To be done: Without the pictures, can you quote each line below exactly?

(Figure data in JSON)
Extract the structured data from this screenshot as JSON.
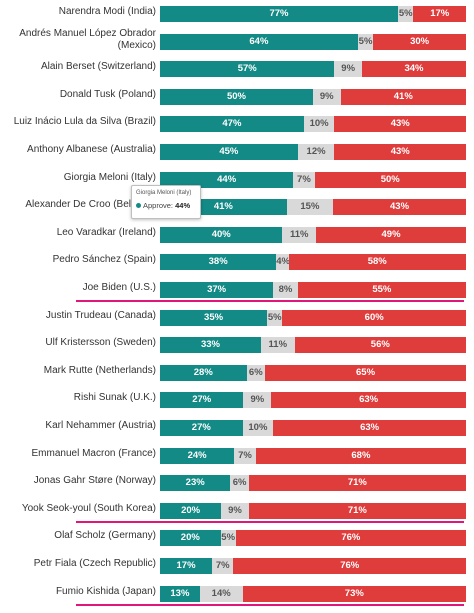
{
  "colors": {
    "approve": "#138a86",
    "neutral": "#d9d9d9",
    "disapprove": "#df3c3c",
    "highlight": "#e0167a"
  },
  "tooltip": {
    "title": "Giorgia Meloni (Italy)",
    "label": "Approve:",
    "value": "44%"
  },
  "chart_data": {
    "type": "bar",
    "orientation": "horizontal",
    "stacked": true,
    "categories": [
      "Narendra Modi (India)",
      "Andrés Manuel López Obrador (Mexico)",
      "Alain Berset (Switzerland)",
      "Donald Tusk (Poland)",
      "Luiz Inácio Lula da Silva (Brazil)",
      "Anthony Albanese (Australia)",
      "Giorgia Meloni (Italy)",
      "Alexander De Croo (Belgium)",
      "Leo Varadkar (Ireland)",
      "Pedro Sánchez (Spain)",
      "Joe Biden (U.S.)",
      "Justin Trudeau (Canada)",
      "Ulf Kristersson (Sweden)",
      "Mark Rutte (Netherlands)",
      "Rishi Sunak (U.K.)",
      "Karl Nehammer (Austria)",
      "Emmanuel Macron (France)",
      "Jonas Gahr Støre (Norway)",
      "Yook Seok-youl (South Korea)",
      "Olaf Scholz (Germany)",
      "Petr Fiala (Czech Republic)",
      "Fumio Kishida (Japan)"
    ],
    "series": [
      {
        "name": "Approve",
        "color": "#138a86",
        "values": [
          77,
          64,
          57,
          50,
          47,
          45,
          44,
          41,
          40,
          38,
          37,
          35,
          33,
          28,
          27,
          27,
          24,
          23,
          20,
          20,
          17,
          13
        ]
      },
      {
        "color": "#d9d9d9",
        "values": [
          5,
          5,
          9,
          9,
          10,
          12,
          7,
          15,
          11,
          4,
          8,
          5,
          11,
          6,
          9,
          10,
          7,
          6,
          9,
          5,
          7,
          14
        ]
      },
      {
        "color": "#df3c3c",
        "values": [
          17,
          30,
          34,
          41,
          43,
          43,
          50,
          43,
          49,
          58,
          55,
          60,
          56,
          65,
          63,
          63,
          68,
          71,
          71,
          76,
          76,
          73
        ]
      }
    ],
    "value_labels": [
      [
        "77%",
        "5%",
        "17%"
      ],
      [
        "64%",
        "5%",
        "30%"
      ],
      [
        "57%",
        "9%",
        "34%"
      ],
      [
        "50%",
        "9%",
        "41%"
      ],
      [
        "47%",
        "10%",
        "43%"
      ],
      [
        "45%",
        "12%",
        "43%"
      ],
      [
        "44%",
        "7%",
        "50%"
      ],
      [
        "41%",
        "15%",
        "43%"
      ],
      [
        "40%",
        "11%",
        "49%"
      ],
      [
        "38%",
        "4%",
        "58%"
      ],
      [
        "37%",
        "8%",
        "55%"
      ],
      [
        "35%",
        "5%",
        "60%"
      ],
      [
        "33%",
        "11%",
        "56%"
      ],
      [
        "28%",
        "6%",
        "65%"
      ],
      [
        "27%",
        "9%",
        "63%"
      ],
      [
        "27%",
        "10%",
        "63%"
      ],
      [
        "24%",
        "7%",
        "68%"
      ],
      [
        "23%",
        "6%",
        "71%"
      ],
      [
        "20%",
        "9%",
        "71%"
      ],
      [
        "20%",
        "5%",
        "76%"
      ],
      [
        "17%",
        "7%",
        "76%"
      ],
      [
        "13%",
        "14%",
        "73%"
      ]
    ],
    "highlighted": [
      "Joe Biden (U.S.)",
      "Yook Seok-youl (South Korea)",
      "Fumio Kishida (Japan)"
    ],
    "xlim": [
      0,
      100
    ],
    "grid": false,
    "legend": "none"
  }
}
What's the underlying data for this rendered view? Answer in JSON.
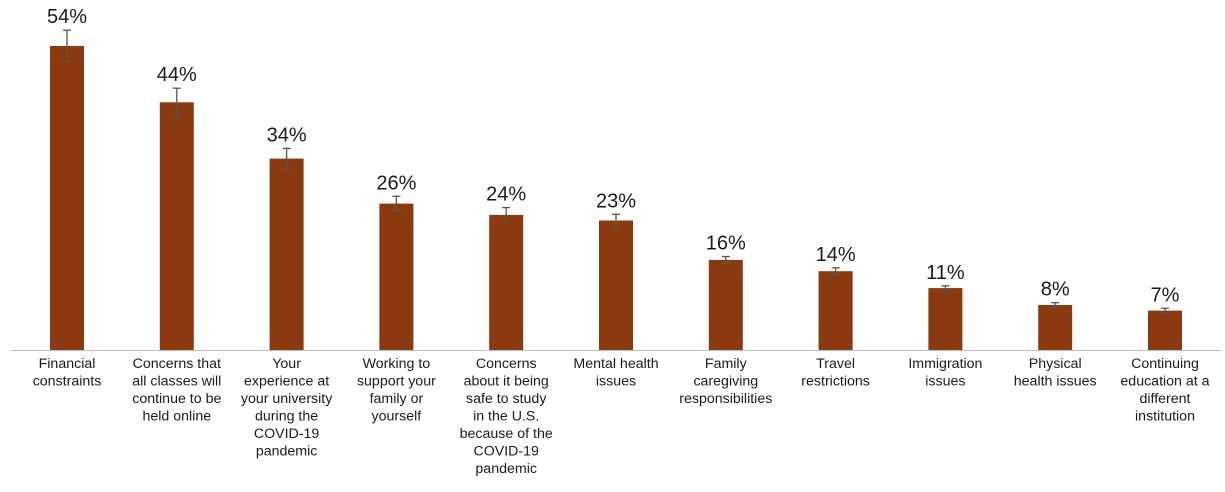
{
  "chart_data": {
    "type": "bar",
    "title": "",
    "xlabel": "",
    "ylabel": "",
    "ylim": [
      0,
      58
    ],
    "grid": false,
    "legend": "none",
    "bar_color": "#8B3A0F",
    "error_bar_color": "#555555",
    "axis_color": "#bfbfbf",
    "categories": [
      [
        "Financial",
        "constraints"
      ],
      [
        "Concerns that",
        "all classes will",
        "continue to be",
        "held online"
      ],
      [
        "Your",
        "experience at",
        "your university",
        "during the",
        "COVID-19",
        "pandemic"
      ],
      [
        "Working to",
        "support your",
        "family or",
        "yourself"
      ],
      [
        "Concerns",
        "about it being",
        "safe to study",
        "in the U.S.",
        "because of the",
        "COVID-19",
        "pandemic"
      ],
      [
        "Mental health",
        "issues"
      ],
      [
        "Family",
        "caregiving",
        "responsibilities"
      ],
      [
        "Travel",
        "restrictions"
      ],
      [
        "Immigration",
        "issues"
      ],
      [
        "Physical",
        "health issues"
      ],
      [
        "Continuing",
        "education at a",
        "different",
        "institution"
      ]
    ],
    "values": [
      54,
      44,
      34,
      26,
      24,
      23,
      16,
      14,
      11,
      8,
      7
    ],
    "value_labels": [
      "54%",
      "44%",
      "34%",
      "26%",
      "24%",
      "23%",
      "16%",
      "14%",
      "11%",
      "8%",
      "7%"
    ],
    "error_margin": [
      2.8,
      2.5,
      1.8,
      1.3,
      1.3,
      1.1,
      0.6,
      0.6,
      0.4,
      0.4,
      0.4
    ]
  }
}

Final result:
Extract the structured data from this screenshot as JSON.
{
  "colors": {
    "approve": "#138a86",
    "neutral": "#d9d9d9",
    "disapprove": "#df3c3c",
    "highlight": "#e0167a"
  },
  "tooltip": {
    "title": "Giorgia Meloni (Italy)",
    "label": "Approve:",
    "value": "44%"
  },
  "chart_data": {
    "type": "bar",
    "orientation": "horizontal",
    "stacked": true,
    "categories": [
      "Narendra Modi (India)",
      "Andrés Manuel López Obrador (Mexico)",
      "Alain Berset (Switzerland)",
      "Donald Tusk (Poland)",
      "Luiz Inácio Lula da Silva (Brazil)",
      "Anthony Albanese (Australia)",
      "Giorgia Meloni (Italy)",
      "Alexander De Croo (Belgium)",
      "Leo Varadkar (Ireland)",
      "Pedro Sánchez (Spain)",
      "Joe Biden (U.S.)",
      "Justin Trudeau (Canada)",
      "Ulf Kristersson (Sweden)",
      "Mark Rutte (Netherlands)",
      "Rishi Sunak (U.K.)",
      "Karl Nehammer (Austria)",
      "Emmanuel Macron (France)",
      "Jonas Gahr Støre (Norway)",
      "Yook Seok-youl (South Korea)",
      "Olaf Scholz (Germany)",
      "Petr Fiala (Czech Republic)",
      "Fumio Kishida (Japan)"
    ],
    "series": [
      {
        "name": "Approve",
        "color": "#138a86",
        "values": [
          77,
          64,
          57,
          50,
          47,
          45,
          44,
          41,
          40,
          38,
          37,
          35,
          33,
          28,
          27,
          27,
          24,
          23,
          20,
          20,
          17,
          13
        ]
      },
      {
        "color": "#d9d9d9",
        "values": [
          5,
          5,
          9,
          9,
          10,
          12,
          7,
          15,
          11,
          4,
          8,
          5,
          11,
          6,
          9,
          10,
          7,
          6,
          9,
          5,
          7,
          14
        ]
      },
      {
        "color": "#df3c3c",
        "values": [
          17,
          30,
          34,
          41,
          43,
          43,
          50,
          43,
          49,
          58,
          55,
          60,
          56,
          65,
          63,
          63,
          68,
          71,
          71,
          76,
          76,
          73
        ]
      }
    ],
    "value_labels": [
      [
        "77%",
        "5%",
        "17%"
      ],
      [
        "64%",
        "5%",
        "30%"
      ],
      [
        "57%",
        "9%",
        "34%"
      ],
      [
        "50%",
        "9%",
        "41%"
      ],
      [
        "47%",
        "10%",
        "43%"
      ],
      [
        "45%",
        "12%",
        "43%"
      ],
      [
        "44%",
        "7%",
        "50%"
      ],
      [
        "41%",
        "15%",
        "43%"
      ],
      [
        "40%",
        "11%",
        "49%"
      ],
      [
        "38%",
        "4%",
        "58%"
      ],
      [
        "37%",
        "8%",
        "55%"
      ],
      [
        "35%",
        "5%",
        "60%"
      ],
      [
        "33%",
        "11%",
        "56%"
      ],
      [
        "28%",
        "6%",
        "65%"
      ],
      [
        "27%",
        "9%",
        "63%"
      ],
      [
        "27%",
        "10%",
        "63%"
      ],
      [
        "24%",
        "7%",
        "68%"
      ],
      [
        "23%",
        "6%",
        "71%"
      ],
      [
        "20%",
        "9%",
        "71%"
      ],
      [
        "20%",
        "5%",
        "76%"
      ],
      [
        "17%",
        "7%",
        "76%"
      ],
      [
        "13%",
        "14%",
        "73%"
      ]
    ],
    "highlighted": [
      "Joe Biden (U.S.)",
      "Yook Seok-youl (South Korea)",
      "Fumio Kishida (Japan)"
    ],
    "xlim": [
      0,
      100
    ],
    "grid": false,
    "legend": "none"
  }
}
What's the underlying data for this rendered view? Answer in JSON.
{
  "chart_data": {
    "type": "bar",
    "title": "",
    "xlabel": "",
    "ylabel": "",
    "ylim": [
      0,
      58
    ],
    "grid": false,
    "legend": "none",
    "bar_color": "#8B3A0F",
    "error_bar_color": "#555555",
    "axis_color": "#bfbfbf",
    "categories": [
      [
        "Financial",
        "constraints"
      ],
      [
        "Concerns that",
        "all classes will",
        "continue to be",
        "held online"
      ],
      [
        "Your",
        "experience at",
        "your university",
        "during the",
        "COVID-19",
        "pandemic"
      ],
      [
        "Working to",
        "support your",
        "family or",
        "yourself"
      ],
      [
        "Concerns",
        "about it being",
        "safe to study",
        "in the U.S.",
        "because of the",
        "COVID-19",
        "pandemic"
      ],
      [
        "Mental health",
        "issues"
      ],
      [
        "Family",
        "caregiving",
        "responsibilities"
      ],
      [
        "Travel",
        "restrictions"
      ],
      [
        "Immigration",
        "issues"
      ],
      [
        "Physical",
        "health issues"
      ],
      [
        "Continuing",
        "education at a",
        "different",
        "institution"
      ]
    ],
    "values": [
      54,
      44,
      34,
      26,
      24,
      23,
      16,
      14,
      11,
      8,
      7
    ],
    "value_labels": [
      "54%",
      "44%",
      "34%",
      "26%",
      "24%",
      "23%",
      "16%",
      "14%",
      "11%",
      "8%",
      "7%"
    ],
    "error_margin": [
      2.8,
      2.5,
      1.8,
      1.3,
      1.3,
      1.1,
      0.6,
      0.6,
      0.4,
      0.4,
      0.4
    ]
  }
}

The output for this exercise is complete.